Records:
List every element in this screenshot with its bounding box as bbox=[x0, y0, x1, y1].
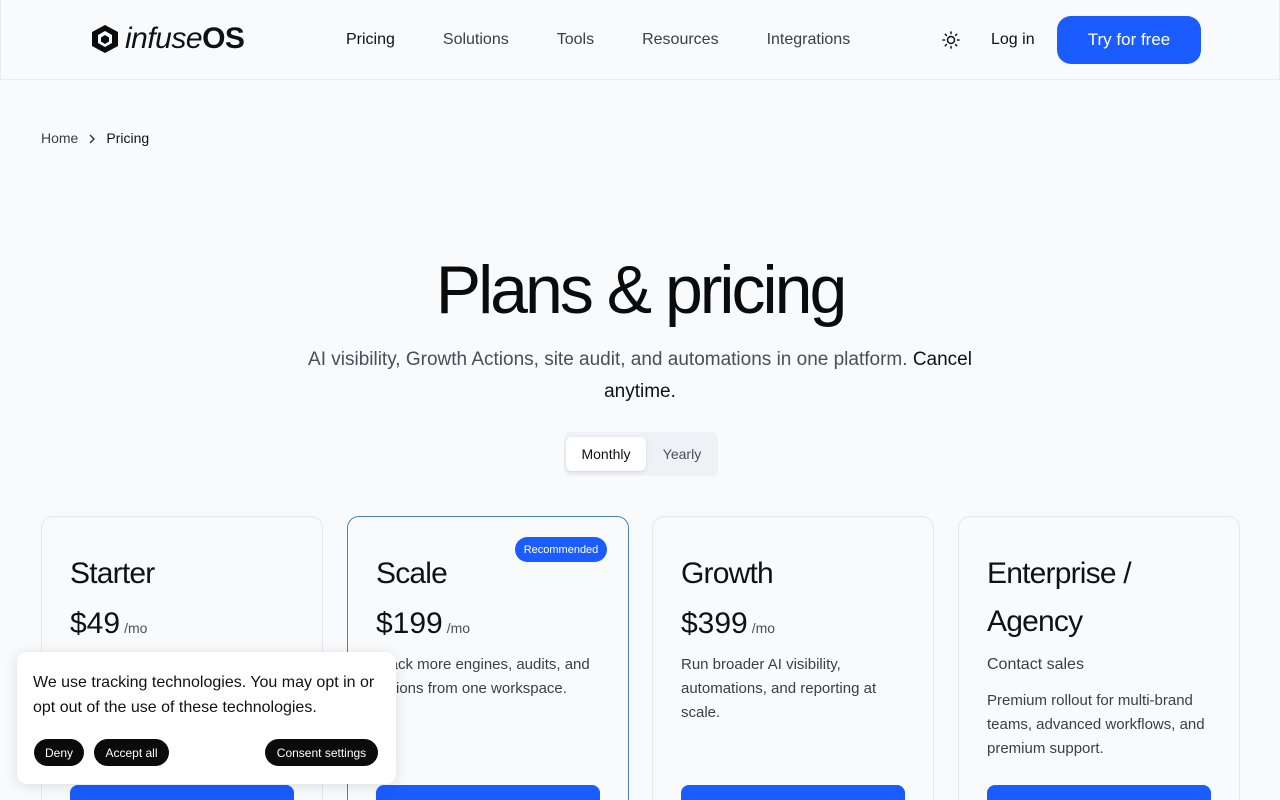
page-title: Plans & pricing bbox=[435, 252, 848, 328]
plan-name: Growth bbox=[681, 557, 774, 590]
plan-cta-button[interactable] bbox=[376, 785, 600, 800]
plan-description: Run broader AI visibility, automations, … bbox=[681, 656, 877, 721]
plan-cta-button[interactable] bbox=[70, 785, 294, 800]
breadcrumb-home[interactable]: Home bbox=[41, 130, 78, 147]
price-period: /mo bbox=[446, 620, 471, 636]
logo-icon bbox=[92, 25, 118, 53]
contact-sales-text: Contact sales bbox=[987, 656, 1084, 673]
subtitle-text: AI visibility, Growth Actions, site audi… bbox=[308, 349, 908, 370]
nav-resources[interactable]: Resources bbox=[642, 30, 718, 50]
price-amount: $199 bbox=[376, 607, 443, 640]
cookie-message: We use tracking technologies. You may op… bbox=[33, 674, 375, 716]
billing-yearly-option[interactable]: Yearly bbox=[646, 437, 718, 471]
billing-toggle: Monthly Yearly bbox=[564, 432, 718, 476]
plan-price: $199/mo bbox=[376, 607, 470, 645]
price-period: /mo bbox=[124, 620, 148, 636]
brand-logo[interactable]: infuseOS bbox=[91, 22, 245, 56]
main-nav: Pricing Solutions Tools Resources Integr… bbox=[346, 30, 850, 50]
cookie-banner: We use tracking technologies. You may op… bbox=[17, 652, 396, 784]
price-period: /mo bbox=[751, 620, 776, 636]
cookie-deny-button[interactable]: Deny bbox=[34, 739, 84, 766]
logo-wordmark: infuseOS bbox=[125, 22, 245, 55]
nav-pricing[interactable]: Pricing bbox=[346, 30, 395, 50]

## Set problem
Rewrite the records from the line with "page-title: Plans &" to the line with "price-amount: $199 bbox=[376, 607, 443, 640]", putting "Talk to sales" in place of "Contact sales" and keeping everything else the same.

## Expected answer
page-title: Plans & pricing bbox=[435, 252, 848, 328]
plan-name: Growth bbox=[681, 557, 774, 590]
plan-cta-button[interactable] bbox=[376, 785, 600, 800]
plan-description: Run broader AI visibility, automations, … bbox=[681, 656, 877, 721]
plan-cta-button[interactable] bbox=[70, 785, 294, 800]
breadcrumb-home[interactable]: Home bbox=[41, 130, 78, 147]
price-period: /mo bbox=[446, 620, 471, 636]
logo-icon bbox=[92, 25, 118, 53]
contact-sales-text: Talk to sales bbox=[987, 656, 1084, 673]
subtitle-text: AI visibility, Growth Actions, site audi… bbox=[308, 349, 908, 370]
nav-resources[interactable]: Resources bbox=[642, 30, 718, 50]
price-amount: $199 bbox=[376, 607, 443, 640]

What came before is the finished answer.